> _Task prompt_: Copy out the lines that include the word "εκείνης".
※ ※ ※
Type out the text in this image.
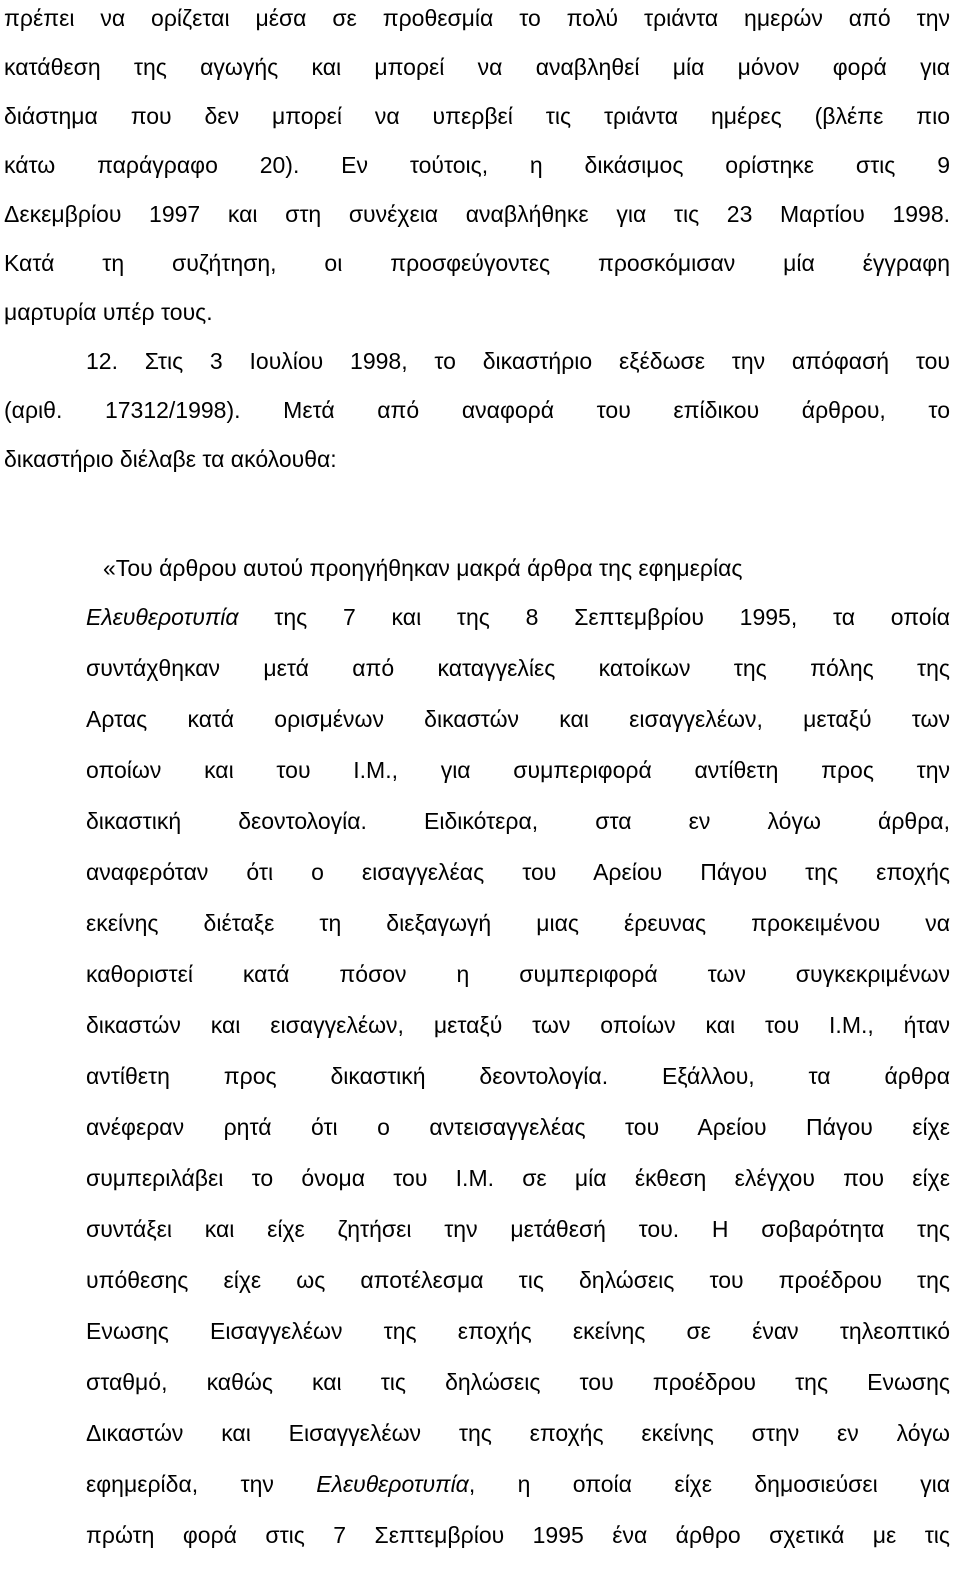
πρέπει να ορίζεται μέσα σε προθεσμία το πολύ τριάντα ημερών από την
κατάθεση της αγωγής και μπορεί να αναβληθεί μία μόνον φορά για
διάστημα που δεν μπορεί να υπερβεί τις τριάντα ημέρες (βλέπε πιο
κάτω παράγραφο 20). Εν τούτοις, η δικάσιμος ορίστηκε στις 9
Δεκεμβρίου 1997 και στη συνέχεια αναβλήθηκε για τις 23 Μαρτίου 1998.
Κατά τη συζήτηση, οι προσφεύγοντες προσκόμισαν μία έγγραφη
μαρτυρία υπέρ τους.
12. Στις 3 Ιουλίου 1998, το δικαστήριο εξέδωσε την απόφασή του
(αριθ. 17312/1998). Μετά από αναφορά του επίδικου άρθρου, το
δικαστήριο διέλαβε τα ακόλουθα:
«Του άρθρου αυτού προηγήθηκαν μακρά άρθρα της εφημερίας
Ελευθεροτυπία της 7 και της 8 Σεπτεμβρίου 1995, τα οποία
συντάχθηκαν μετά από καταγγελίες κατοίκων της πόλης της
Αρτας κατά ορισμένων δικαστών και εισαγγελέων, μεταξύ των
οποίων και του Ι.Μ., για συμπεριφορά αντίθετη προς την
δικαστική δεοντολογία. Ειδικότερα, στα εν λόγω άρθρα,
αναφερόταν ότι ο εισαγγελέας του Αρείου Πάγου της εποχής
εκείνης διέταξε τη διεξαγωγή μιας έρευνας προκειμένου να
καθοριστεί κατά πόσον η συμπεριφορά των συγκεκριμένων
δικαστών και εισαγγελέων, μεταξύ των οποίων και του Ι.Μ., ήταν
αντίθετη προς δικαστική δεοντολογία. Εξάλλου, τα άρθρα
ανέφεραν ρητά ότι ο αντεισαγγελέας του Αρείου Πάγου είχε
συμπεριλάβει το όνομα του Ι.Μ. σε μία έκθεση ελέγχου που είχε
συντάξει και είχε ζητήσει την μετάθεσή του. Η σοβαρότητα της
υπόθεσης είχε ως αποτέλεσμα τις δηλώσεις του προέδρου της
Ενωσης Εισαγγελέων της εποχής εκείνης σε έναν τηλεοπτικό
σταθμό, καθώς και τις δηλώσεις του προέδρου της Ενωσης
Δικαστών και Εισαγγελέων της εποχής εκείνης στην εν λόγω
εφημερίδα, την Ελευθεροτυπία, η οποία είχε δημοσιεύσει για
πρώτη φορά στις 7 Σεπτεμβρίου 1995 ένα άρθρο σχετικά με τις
※ ※ ※
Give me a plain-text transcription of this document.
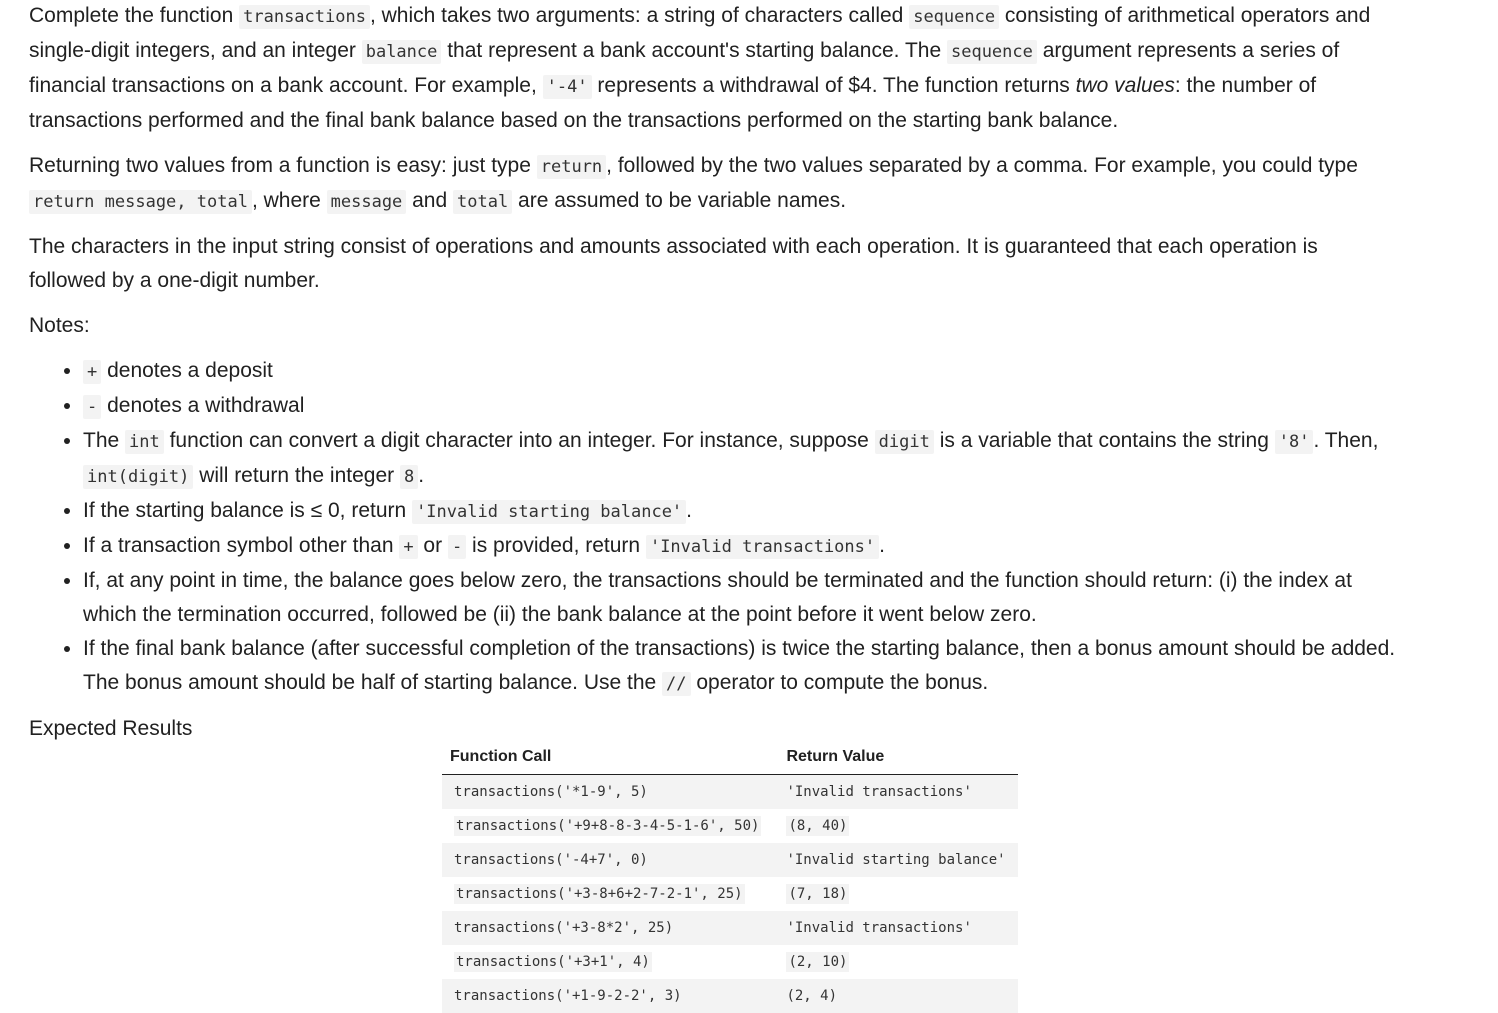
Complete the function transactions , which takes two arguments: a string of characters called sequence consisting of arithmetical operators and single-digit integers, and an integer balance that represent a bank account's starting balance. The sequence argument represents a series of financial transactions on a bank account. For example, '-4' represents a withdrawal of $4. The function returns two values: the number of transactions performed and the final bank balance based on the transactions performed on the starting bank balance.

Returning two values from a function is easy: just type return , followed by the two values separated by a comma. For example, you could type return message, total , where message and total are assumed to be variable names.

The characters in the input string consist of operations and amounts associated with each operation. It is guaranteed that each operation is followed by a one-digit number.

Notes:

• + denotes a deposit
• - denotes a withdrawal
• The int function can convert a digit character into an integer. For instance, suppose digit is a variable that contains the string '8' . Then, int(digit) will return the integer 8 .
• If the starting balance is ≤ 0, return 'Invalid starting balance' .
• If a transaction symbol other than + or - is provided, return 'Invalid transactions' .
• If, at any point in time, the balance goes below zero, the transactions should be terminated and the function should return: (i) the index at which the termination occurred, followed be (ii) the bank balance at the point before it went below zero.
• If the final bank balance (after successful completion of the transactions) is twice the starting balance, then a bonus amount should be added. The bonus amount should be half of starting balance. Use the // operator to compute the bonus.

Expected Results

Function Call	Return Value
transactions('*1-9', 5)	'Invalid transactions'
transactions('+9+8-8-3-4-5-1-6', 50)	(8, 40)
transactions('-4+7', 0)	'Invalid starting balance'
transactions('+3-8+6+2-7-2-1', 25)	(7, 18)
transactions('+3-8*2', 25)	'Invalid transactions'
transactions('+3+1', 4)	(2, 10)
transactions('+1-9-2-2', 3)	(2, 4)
※ ※ ※
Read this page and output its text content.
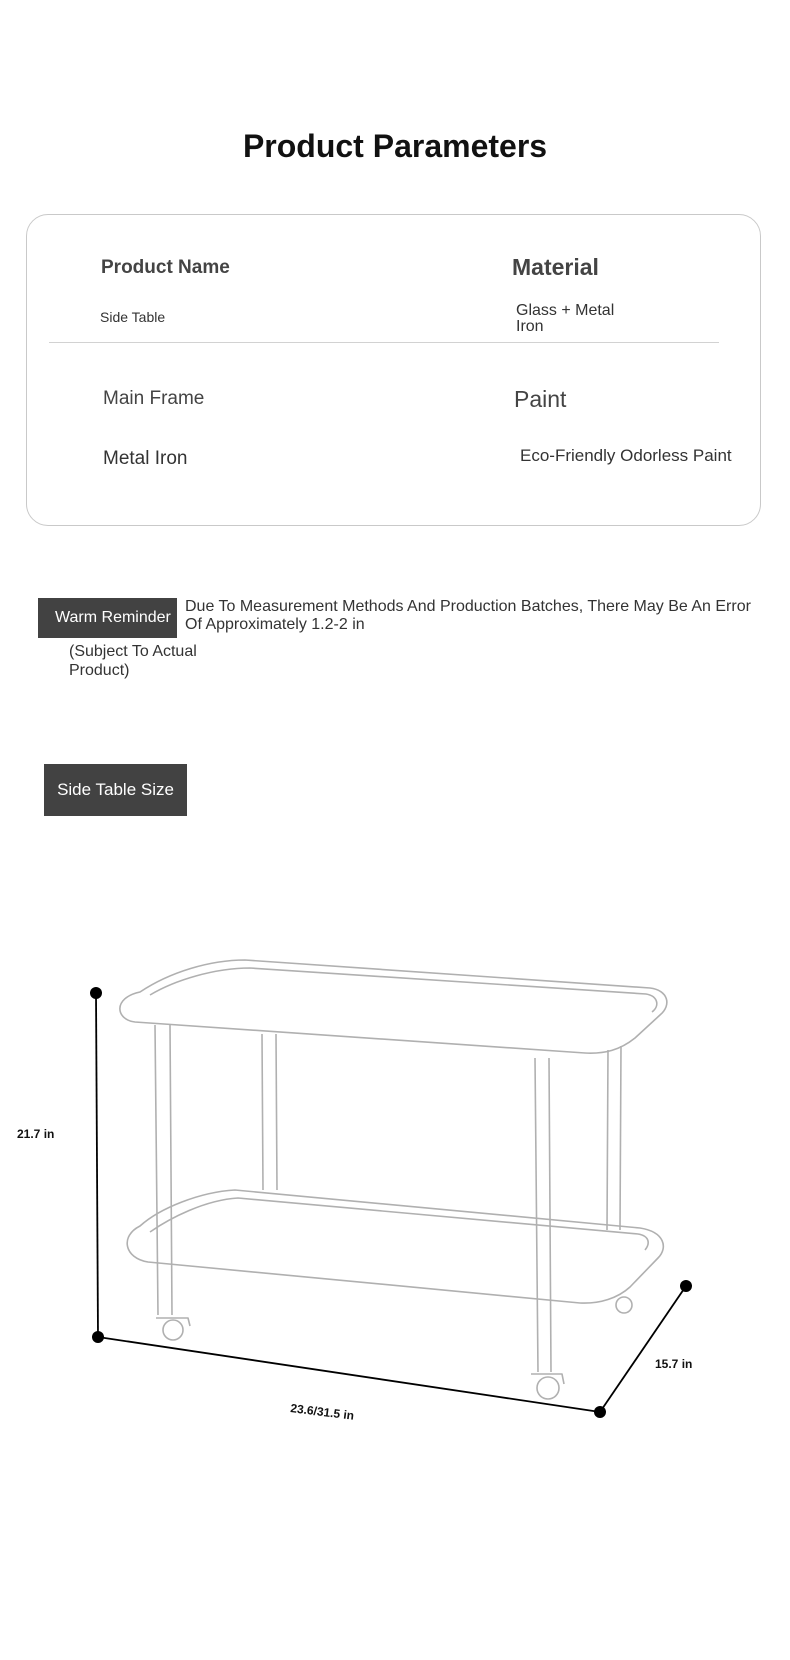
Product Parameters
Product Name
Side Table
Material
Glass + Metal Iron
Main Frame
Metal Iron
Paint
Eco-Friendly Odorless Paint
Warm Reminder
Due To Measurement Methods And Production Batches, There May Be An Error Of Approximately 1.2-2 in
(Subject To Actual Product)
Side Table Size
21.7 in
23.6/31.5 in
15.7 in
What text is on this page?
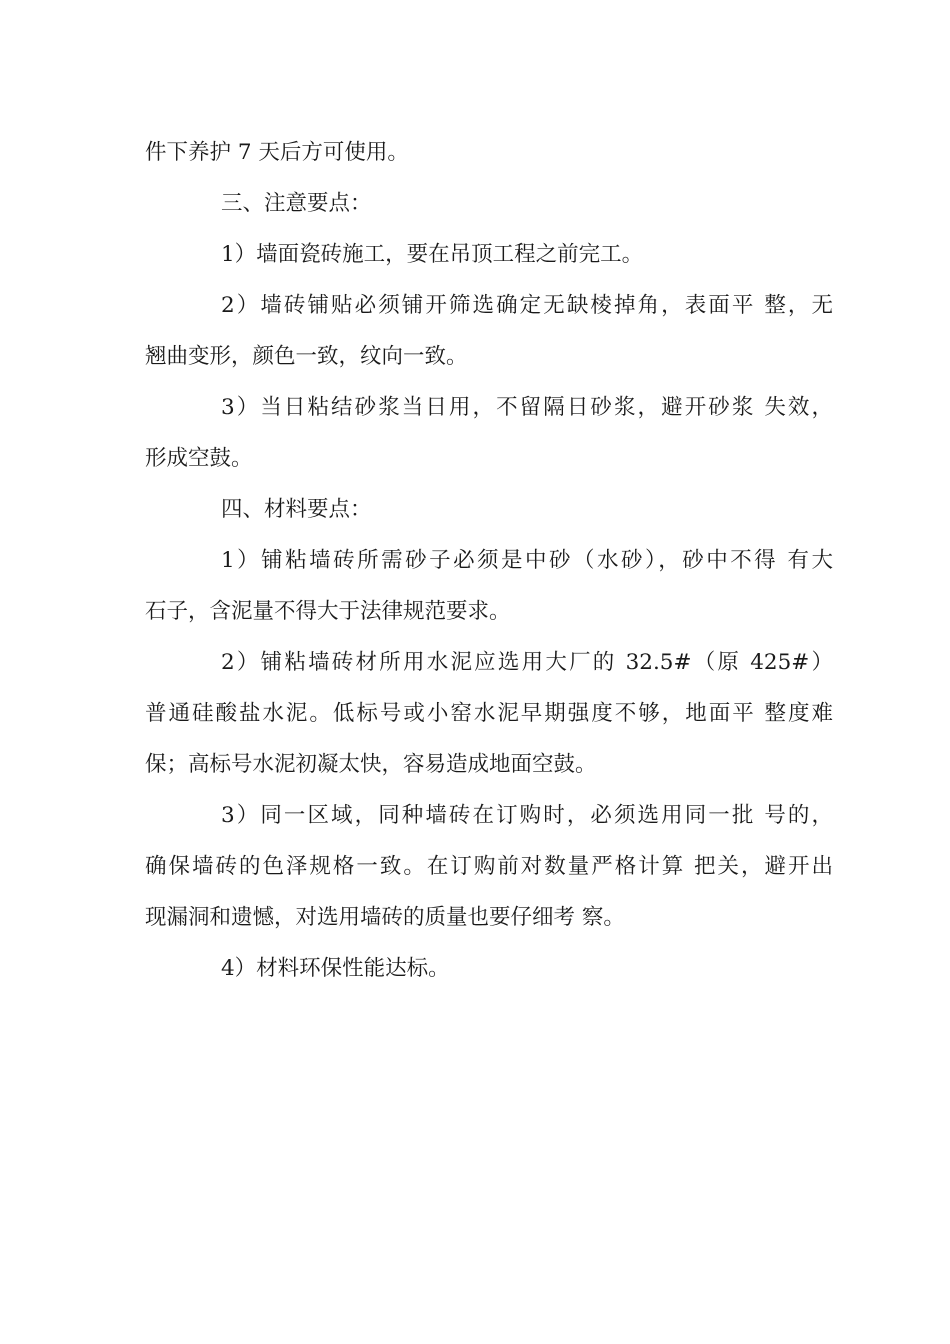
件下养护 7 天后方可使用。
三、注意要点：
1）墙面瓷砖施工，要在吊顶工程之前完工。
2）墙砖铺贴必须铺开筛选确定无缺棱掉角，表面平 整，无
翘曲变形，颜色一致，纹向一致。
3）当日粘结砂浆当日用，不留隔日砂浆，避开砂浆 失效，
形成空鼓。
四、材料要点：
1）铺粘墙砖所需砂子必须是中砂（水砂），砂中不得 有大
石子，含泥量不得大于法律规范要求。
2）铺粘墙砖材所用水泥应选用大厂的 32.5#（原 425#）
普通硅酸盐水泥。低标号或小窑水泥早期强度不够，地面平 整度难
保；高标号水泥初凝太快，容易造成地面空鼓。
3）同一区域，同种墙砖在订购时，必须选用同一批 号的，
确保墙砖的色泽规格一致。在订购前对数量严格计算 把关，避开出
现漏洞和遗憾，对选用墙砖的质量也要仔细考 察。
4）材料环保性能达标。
※ ※ ※
> _Right answer_:
εκείνης διέταξε τη διεξαγωγή μιας έρευνας προκειμένου να
Ενωσης Εισαγγελέων της εποχής εκείνης σε έναν τηλεοπτικό
Δικαστών και Εισαγγελέων της εποχής εκείνης στην εν λόγω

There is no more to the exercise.